GOAL:
Identify every line in the records below that contains the word "بروکر", and copy each of those lines.

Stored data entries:

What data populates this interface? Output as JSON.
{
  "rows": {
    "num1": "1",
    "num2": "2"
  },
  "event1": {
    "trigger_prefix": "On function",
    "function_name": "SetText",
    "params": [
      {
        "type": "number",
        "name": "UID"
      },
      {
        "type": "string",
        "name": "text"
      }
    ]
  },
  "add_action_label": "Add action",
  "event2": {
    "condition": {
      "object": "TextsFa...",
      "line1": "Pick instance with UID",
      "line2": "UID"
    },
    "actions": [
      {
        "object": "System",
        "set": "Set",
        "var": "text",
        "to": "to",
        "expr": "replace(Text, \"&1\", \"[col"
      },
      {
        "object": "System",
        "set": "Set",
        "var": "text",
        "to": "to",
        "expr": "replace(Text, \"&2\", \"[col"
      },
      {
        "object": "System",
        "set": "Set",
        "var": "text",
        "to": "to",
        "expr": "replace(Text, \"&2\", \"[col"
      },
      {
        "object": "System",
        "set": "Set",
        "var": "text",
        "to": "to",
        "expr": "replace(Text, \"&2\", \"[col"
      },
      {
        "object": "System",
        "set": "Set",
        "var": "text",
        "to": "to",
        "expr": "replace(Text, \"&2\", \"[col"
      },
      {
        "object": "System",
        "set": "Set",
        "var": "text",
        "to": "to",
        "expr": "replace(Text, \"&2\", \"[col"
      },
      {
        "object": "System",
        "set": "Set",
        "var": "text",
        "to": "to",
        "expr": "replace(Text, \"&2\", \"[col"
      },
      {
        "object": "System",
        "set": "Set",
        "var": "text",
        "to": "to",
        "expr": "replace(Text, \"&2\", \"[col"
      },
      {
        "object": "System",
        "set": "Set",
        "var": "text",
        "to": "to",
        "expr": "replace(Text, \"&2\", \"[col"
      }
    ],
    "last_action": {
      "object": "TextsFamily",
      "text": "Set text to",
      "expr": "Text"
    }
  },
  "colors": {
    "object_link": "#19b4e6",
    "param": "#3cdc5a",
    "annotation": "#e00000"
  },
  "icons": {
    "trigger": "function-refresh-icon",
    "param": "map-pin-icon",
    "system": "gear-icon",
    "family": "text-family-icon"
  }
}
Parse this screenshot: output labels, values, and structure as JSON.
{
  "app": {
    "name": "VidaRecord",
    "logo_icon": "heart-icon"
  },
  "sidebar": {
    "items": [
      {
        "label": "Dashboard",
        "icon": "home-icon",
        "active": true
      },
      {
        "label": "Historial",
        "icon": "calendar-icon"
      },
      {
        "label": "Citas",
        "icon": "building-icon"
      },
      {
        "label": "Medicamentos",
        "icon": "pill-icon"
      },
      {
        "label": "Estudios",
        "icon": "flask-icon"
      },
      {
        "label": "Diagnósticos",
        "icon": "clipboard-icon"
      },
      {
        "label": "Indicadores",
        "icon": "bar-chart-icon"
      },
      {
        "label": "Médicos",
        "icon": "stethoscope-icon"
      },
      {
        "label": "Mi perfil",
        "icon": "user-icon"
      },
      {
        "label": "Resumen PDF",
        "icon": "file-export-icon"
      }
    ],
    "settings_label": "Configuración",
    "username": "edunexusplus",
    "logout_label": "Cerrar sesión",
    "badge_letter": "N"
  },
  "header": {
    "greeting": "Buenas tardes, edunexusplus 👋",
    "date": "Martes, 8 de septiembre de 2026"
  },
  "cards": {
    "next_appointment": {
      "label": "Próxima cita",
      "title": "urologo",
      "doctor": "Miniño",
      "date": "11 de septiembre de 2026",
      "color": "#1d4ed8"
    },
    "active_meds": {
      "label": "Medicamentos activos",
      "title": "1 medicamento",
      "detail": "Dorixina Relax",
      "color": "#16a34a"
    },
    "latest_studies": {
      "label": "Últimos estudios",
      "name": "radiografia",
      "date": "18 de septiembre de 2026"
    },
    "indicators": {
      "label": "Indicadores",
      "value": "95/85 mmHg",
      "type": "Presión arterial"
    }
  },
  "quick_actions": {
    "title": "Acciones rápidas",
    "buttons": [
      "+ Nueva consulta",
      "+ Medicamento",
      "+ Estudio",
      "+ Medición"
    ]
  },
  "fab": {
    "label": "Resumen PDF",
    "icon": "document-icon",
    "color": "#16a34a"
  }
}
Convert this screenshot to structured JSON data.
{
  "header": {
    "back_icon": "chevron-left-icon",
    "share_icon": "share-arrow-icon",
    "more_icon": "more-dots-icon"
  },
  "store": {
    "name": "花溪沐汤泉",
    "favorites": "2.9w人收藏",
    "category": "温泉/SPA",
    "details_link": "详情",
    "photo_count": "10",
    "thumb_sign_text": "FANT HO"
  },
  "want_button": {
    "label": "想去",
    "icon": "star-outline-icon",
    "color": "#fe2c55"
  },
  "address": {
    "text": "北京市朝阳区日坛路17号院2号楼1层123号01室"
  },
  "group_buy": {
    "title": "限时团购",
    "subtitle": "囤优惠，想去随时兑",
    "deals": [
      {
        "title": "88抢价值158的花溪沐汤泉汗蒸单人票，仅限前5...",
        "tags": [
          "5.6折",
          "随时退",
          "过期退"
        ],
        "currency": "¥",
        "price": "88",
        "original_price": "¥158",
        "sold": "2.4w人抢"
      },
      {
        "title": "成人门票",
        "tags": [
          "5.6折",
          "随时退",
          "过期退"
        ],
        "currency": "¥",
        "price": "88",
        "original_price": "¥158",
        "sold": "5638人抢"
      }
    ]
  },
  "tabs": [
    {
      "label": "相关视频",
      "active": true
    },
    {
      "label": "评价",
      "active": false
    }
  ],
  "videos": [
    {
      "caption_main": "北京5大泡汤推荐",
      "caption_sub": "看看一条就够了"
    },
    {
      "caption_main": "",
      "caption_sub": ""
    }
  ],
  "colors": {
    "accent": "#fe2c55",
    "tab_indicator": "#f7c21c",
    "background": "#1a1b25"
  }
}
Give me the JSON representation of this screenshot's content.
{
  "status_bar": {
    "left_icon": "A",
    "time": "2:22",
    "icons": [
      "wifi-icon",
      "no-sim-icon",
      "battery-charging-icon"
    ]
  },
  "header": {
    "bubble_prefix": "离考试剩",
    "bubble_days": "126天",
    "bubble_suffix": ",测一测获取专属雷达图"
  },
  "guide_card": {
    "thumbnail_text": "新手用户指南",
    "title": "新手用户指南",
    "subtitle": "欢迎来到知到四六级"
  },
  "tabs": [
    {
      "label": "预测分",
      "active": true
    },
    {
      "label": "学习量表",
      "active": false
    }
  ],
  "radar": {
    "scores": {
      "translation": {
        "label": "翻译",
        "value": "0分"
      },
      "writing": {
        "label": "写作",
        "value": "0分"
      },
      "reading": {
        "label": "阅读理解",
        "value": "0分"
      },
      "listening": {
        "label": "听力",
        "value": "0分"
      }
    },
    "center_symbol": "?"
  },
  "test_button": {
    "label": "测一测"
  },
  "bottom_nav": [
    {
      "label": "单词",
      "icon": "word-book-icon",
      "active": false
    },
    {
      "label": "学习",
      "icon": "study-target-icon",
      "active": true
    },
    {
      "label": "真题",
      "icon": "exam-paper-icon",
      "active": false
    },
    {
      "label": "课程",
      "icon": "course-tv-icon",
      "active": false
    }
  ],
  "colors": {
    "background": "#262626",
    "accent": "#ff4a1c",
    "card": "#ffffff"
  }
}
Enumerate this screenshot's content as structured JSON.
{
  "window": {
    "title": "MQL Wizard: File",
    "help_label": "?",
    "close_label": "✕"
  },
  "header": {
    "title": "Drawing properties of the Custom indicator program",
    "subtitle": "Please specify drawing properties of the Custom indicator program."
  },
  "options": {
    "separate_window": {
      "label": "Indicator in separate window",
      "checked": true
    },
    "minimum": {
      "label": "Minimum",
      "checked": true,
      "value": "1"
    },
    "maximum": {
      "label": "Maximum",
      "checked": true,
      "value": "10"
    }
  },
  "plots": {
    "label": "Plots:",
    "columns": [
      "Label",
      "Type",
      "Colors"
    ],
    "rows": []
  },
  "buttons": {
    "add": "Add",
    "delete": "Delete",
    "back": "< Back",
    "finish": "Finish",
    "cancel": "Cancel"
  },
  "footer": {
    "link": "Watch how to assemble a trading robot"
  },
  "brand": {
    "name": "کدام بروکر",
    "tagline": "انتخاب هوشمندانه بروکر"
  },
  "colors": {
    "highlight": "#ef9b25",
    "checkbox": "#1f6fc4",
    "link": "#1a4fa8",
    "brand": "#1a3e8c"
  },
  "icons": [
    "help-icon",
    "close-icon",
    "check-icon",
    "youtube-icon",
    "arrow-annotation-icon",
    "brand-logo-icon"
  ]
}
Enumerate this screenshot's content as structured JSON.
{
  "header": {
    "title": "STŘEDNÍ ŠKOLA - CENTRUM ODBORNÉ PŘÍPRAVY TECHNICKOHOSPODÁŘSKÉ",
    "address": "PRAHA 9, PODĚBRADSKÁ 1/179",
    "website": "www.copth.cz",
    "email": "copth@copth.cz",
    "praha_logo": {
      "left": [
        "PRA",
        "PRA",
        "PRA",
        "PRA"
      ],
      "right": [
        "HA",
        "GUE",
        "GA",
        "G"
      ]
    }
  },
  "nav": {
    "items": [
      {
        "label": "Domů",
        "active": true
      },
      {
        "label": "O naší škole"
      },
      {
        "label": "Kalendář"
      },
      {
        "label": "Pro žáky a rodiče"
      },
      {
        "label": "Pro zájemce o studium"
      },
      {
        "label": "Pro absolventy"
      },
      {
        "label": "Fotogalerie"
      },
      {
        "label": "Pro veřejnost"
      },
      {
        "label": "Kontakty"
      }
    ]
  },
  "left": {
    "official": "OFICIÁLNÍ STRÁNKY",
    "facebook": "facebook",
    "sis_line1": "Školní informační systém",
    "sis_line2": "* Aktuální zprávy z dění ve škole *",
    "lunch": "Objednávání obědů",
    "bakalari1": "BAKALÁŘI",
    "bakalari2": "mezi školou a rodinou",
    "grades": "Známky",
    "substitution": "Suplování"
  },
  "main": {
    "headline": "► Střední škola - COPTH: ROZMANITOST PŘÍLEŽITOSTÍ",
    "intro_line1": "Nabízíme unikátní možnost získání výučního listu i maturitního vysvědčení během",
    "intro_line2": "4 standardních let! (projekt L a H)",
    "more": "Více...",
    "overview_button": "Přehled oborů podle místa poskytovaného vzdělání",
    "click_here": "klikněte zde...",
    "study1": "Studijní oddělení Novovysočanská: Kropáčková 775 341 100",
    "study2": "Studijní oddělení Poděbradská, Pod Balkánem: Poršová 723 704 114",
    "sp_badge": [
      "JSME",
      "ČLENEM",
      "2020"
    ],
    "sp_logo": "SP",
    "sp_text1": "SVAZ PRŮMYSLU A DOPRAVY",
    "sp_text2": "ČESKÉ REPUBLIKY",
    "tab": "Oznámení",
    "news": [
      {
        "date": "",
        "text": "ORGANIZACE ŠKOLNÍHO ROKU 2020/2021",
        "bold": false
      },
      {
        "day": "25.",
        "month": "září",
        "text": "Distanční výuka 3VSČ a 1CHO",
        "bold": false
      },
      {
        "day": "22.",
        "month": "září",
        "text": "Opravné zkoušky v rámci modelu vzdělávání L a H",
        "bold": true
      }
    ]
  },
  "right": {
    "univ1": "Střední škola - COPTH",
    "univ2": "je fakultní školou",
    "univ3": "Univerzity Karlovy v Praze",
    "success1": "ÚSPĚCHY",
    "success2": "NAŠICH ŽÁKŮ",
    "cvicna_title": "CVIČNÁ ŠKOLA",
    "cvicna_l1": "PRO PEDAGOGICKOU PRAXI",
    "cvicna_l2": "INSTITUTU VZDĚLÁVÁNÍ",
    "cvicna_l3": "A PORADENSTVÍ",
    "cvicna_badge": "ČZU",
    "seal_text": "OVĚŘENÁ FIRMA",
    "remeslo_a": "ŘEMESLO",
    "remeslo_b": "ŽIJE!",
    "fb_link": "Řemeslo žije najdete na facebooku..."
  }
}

TASK ANSWER:
    "name": "کدام بروکر",
    "tagline": "انتخاب هوشمندانه بروکر"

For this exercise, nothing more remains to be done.